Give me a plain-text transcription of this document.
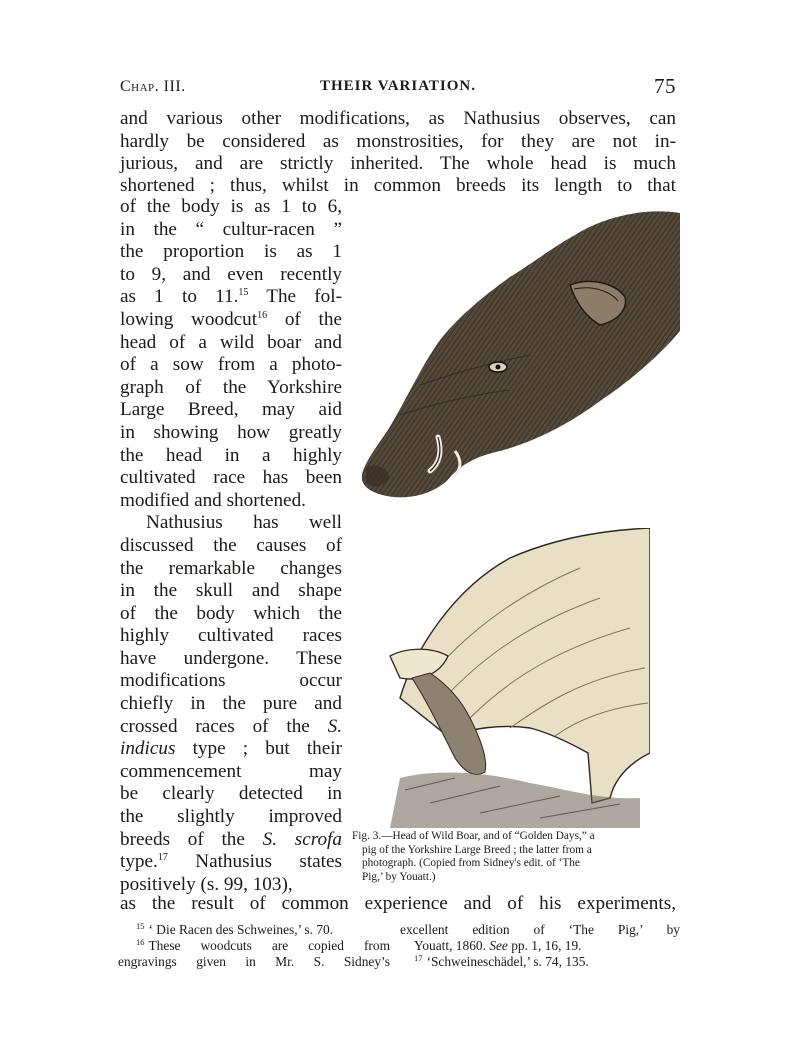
Chap. III.	THEIR VARIATION.	75
and various other modifications, as Nathusius observes, can
hardly be considered as monstrosities, for they are not in-
jurious, and are strictly inherited. The whole head is much
shortened ; thus, whilst in common breeds its length to that
of the body is as 1 to 6,
in the “ cultur-racen ”
the proportion is as 1
to 9, and even recently
as 1 to 11.15 The fol-
lowing woodcut$^{16}$ of the
head of a wild boar and
of a sow from a photo-
graph of the Yorkshire
Large Breed, may aid
in showing how greatly
the head in a highly
cultivated race has been
modified and shortened.
Nathusius has well
discussed the causes of
the remarkable changes
in the skull and shape
of the body which the
highly cultivated races
have undergone. These
modifications occur
chiefly in the pure and
crossed races of the S.
indicus type ; but their
commencement may
be clearly detected in
the slightly improved
breeds of the S. scrofa
type.$^{17}$ Nathusius states
positively (s. 99, 103),
Fig. 3.—Head of Wild Boar, and of “Golden Days,” a
pig of the Yorkshire Large Breed ; the latter from a
photograph. (Copied from Sidney's edit. of ‘The
Pig,’ by Youatt.)
as the result of common experience and of his experiments,
$^{15}$ ‘ Die Racen des Schweines,’ s. 70.
$^{16}$ These woodcuts are copied from
engravings given in Mr. S. Sidney’s
excellent edition of ‘The Pig,’ by
Youatt, 1860. See pp. 1, 16, 19.
$^{17}$ ‘Schweineschädel,’ s. 74, 135.
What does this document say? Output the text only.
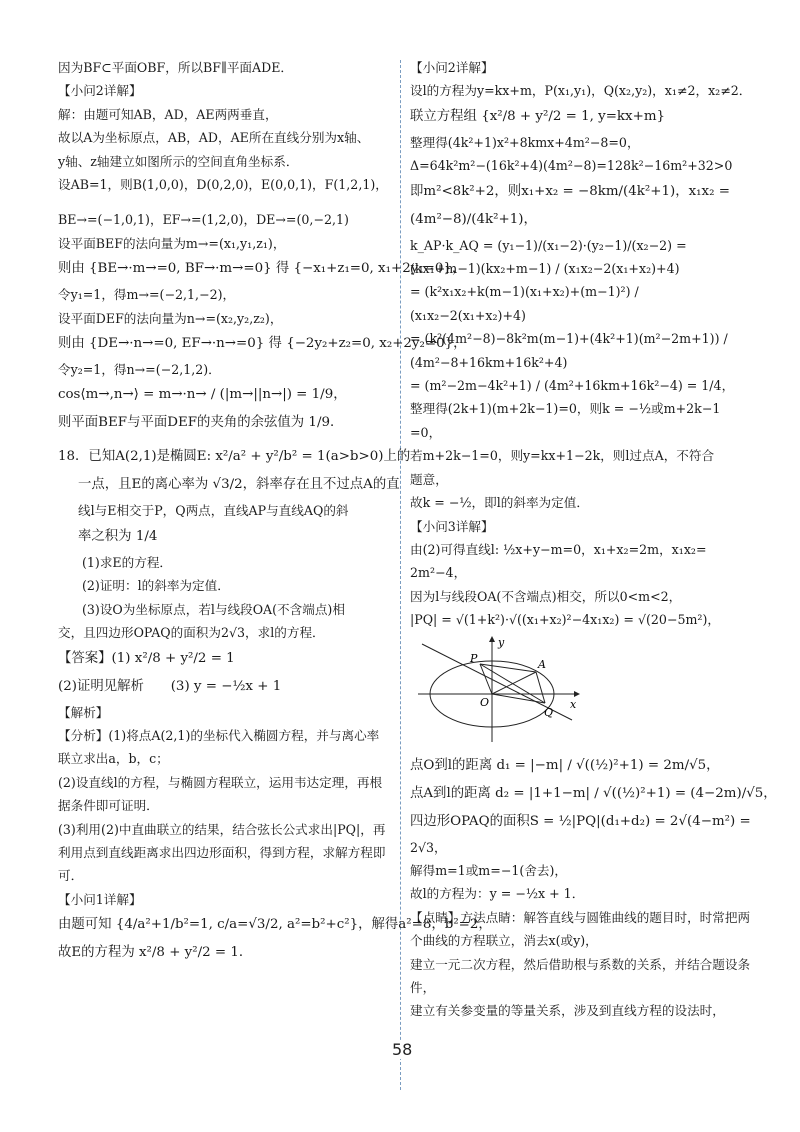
因为BF⊂平面OBF，所以BF∥平面ADE．
【小问2详解】
解：由题可知AB，AD，AE两两垂直，
故以A为坐标原点，AB，AD，AE所在直线分别为x轴、
y轴、z轴建立如图所示的空间直角坐标系．
设AB=1，则B(1,0,0)，D(0,2,0)，E(0,0,1)，F(1,2,1)，
BE→=(−1,0,1)，EF→=(1,2,0)，DE→=(0,−2,1)
设平面BEF的法向量为m→=(x₁,y₁,z₁)，
则由 {BE→·m→=0, BF→·m→=0} 得 {−x₁+z₁=0, x₁+2y₁=0}，
令y₁=1，得m→=(−2,1,−2)，
设平面DEF的法向量为n→=(x₂,y₂,z₂)，
则由 {DE→·n→=0, EF→·n→=0} 得 {−2y₂+z₂=0, x₂+2y₂=0}，
令y₂=1，得n→=(−2,1,2)．
cos⟨m→,n→⟩ = m→·n→ / (|m→||n→|) = 1/9，
则平面BEF与平面DEF的夹角的余弦值为 1/9．
18．已知A(2,1)是椭圆E: x²/a² + y²/b² = 1(a>b>0)上的
一点，且E的离心率为 √3/2，斜率存在且不过点A的直
线l与E相交于P，Q两点，直线AP与直线AQ的斜
率之积为 1/4
(1)求E的方程．
(2)证明：l的斜率为定值．
(3)设O为坐标原点，若l与线段OA(不含端点)相
交，且四边形OPAQ的面积为2√3，求l的方程．
【答案】(1) x²/8 + y²/2 = 1
(2)证明见解析　　(3) y = −½x + 1
【解析】
【分析】(1)将点A(2,1)的坐标代入椭圆方程，并与离心率联立求出a，b，c；
(2)设直线l的方程，与椭圆方程联立，运用韦达定理，再根据条件即可证明．
(3)利用(2)中直曲联立的结果，结合弦长公式求出|PQ|，再利用点到直线距离求出四边形面积，得到方程，求解方程即可．
【小问1详解】
由题可知 {4/a²+1/b²=1, c/a=√3/2, a²=b²+c²}，解得a²=8，b²=2，
故E的方程为 x²/8 + y²/2 = 1．
【小问2详解】
设l的方程为y=kx+m，P(x₁,y₁)，Q(x₂,y₂)，x₁≠2，x₂≠2．
联立方程组 {x²/8 + y²/2 = 1, y=kx+m}
整理得(4k²+1)x²+8kmx+4m²−8=0，
Δ=64k²m²−(16k²+4)(4m²−8)=128k²−16m²+32>0
即m²<8k²+2，则x₁+x₂ = −8km/(4k²+1)，x₁x₂ = (4m²−8)/(4k²+1)，
k_AP·k_AQ = (y₁−1)/(x₁−2)·(y₂−1)/(x₂−2) = (kx₁+m−1)(kx₂+m−1) / (x₁x₂−2(x₁+x₂)+4)
= (k²x₁x₂+k(m−1)(x₁+x₂)+(m−1)²) / (x₁x₂−2(x₁+x₂)+4)
= (k²(4m²−8)−8k²m(m−1)+(4k²+1)(m²−2m+1)) / (4m²−8+16km+16k²+4)
= (m²−2m−4k²+1) / (4m²+16km+16k²−4) = 1/4，
整理得(2k+1)(m+2k−1)=0，则k = −½或m+2k−1
=0，
若m+2k−1=0，则y=kx+1−2k，则l过点A，不符合
题意，
故k = −½，即l的斜率为定值．
【小问3详解】
由(2)可得直线l: ½x+y−m=0，x₁+x₂=2m，x₁x₂=
2m²−4，
因为l与线段OA(不含端点)相交，所以0<m<2，
|PQ| = √(1+k²)·√((x₁+x₂)²−4x₁x₂) = √(20−5m²)，
y
x
P	A
O
Q
点O到l的距离 d₁ = |−m| / √((½)²+1) = 2m/√5，
点A到l的距离 d₂ = |1+1−m| / √((½)²+1) = (4−2m)/√5，
四边形OPAQ的面积S = ½|PQ|(d₁+d₂) = 2√(4−m²) =
2√3，
解得m=1或m=−1(舍去)，
故l的方程为：y = −½x + 1．
【点睛】方法点睛：解答直线与圆锥曲线的题目时，时常把两个曲线的方程联立，消去x(或y)，
建立一元二次方程，然后借助根与系数的关系，并结合题设条件，
建立有关参变量的等量关系，涉及到直线方程的设法时，
58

DIRECTIONS FOR THIS TASK »
Copy out the lines that hold "body".

OUTPUT OF THE TASK »
of the body is as 1 to 6,
of the body which the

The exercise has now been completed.